Dataset items:
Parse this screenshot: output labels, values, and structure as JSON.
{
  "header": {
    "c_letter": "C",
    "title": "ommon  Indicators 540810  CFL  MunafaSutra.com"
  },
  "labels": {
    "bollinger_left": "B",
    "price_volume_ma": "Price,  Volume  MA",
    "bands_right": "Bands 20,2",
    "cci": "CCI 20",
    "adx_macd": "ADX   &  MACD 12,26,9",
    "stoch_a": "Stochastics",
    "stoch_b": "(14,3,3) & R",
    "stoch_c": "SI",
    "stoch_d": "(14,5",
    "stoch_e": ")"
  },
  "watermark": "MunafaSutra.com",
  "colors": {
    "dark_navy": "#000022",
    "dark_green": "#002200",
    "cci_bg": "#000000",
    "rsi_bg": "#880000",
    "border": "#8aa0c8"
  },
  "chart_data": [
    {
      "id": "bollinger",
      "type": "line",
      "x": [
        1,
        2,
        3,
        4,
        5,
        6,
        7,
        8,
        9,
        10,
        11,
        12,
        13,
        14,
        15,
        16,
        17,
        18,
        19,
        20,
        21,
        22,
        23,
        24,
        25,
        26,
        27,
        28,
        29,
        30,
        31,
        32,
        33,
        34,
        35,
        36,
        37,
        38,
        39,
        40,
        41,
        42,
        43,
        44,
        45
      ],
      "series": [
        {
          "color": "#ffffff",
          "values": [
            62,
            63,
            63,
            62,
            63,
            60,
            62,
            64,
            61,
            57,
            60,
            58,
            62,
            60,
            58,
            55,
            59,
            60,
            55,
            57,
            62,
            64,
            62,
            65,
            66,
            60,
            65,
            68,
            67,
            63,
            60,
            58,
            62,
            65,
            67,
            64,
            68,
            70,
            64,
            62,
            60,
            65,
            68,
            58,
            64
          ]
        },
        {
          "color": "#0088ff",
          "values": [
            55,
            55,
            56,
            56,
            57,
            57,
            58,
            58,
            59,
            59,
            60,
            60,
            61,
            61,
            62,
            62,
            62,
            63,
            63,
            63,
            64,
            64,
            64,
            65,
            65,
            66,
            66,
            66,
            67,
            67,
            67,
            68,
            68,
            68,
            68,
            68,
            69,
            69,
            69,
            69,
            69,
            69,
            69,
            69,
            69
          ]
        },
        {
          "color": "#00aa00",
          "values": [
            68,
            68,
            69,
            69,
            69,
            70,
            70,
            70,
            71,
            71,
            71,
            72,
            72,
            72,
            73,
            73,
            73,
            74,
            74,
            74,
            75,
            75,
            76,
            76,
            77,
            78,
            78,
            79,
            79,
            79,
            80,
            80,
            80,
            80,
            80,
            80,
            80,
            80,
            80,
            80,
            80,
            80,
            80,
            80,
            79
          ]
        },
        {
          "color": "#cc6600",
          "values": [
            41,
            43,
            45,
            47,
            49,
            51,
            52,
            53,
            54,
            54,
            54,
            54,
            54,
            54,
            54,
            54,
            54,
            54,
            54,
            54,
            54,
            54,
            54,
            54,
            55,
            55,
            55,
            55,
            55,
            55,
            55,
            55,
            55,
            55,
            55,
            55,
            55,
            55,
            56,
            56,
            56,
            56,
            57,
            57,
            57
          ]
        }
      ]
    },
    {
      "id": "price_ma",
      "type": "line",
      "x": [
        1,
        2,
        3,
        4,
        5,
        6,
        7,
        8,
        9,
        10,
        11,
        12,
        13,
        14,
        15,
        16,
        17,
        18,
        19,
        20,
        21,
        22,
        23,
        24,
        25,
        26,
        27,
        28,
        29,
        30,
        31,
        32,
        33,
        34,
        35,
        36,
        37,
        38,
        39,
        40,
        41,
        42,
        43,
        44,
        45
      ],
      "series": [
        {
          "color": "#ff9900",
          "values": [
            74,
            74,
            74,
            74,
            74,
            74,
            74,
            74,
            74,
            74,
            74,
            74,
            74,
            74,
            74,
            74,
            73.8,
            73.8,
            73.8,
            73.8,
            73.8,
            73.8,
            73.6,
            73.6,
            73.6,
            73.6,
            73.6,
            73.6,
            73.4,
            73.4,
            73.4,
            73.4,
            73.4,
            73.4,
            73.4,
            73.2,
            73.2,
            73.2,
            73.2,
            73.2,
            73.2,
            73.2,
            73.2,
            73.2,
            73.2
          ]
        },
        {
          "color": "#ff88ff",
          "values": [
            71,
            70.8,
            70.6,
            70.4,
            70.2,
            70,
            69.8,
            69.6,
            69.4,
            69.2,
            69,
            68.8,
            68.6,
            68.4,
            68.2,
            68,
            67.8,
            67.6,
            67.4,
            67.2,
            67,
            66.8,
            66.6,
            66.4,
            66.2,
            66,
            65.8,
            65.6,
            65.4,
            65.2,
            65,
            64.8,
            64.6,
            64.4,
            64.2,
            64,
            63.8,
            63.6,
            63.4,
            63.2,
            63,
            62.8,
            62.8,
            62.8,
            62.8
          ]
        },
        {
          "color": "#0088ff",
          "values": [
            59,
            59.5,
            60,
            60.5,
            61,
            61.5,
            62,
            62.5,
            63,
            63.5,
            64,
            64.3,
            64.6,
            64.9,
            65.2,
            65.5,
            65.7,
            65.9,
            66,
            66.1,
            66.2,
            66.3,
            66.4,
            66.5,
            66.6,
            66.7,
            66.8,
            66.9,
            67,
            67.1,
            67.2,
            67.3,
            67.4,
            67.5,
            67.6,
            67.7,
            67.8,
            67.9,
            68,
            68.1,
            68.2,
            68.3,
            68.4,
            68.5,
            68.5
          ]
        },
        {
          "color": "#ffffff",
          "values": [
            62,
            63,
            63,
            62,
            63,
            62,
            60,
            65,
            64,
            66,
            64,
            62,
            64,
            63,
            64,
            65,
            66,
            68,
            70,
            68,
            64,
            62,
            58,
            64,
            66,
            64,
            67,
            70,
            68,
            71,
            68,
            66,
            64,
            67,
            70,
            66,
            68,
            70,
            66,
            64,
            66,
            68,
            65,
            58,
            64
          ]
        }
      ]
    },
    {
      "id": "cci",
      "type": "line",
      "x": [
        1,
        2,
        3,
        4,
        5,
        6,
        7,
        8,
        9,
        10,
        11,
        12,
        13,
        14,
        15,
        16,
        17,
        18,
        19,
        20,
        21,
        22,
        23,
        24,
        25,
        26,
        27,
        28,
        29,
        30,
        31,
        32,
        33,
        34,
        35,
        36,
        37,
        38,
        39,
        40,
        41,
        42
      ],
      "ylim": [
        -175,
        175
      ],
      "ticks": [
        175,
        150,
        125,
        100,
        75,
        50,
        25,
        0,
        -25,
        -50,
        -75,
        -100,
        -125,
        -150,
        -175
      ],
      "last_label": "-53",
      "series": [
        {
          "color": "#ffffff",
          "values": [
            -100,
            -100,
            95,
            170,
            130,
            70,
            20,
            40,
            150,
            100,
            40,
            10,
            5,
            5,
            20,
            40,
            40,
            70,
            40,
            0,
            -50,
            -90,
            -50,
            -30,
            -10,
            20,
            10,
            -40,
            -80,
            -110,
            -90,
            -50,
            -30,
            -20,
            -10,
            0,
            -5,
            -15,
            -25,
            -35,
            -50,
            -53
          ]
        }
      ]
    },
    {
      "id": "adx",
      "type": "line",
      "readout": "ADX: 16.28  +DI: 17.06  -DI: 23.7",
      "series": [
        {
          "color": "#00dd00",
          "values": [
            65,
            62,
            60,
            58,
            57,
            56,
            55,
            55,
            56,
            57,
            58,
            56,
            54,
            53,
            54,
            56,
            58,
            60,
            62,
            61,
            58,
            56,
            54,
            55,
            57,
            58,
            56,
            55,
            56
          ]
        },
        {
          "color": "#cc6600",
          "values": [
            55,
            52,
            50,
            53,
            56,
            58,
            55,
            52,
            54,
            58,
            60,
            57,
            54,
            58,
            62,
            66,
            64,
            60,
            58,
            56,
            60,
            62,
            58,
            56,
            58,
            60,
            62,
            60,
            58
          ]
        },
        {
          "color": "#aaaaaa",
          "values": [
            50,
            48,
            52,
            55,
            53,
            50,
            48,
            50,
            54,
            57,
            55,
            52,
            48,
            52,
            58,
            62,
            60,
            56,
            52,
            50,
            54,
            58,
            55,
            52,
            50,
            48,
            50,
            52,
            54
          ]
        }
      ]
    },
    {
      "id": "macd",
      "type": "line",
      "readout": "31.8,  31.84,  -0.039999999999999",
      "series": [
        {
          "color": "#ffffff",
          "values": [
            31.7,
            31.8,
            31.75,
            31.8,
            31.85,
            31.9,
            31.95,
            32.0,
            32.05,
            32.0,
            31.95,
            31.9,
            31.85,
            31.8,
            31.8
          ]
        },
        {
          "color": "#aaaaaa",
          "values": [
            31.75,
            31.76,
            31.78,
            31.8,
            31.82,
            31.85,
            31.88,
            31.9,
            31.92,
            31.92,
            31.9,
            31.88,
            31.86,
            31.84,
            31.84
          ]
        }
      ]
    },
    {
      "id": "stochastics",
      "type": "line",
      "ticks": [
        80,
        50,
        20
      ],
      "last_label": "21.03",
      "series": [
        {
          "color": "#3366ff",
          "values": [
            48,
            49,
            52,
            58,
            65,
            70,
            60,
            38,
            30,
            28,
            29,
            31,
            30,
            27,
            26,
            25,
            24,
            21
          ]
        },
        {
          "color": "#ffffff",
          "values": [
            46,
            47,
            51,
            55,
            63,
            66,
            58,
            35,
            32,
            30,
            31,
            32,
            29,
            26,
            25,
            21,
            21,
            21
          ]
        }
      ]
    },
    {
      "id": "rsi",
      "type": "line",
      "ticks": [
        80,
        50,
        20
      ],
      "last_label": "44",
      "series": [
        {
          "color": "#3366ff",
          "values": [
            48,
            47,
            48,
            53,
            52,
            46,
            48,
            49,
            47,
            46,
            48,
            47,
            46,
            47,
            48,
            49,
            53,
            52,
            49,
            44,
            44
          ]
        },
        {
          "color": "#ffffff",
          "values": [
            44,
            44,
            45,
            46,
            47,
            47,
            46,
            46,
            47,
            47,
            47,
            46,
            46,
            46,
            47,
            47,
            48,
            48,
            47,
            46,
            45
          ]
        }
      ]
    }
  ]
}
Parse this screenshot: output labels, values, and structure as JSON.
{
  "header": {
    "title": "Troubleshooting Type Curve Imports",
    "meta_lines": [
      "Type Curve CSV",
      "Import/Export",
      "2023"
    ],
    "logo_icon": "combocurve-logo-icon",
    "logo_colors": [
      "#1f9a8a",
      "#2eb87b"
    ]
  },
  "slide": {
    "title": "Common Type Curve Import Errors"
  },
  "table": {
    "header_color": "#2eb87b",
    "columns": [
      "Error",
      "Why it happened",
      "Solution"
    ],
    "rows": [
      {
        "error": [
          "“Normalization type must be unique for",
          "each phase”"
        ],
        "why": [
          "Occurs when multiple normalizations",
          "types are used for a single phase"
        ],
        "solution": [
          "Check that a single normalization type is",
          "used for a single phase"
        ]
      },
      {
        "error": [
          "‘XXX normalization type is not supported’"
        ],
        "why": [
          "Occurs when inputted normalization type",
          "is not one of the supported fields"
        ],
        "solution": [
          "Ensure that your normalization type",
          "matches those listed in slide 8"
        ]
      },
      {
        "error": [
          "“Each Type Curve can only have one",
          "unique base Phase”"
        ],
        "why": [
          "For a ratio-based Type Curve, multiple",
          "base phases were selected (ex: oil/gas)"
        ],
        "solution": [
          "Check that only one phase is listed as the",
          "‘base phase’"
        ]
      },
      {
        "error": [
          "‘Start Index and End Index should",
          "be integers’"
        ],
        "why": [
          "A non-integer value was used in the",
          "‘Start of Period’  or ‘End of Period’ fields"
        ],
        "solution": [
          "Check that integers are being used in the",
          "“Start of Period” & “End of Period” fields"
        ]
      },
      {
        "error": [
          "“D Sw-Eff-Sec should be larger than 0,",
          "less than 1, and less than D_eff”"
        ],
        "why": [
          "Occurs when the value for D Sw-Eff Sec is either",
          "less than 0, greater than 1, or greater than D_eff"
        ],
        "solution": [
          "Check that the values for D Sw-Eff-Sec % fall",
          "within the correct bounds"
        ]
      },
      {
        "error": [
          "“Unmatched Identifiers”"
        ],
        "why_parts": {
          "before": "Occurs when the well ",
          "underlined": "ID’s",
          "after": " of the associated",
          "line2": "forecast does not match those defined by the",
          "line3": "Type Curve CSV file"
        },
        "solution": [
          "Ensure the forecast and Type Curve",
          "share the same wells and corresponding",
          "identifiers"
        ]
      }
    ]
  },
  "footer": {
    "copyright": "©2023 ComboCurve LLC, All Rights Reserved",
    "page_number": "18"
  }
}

● **Exercise directions**:
Reproduce every line of the listing above in which the string "title" appears.

● **Exercise solution**:
    "title": "ommon  Indicators 540810  CFL  MunafaSutra.com"
    "title": "Troubleshooting Type Curve Imports",
    "title": "Common Type Curve Import Errors"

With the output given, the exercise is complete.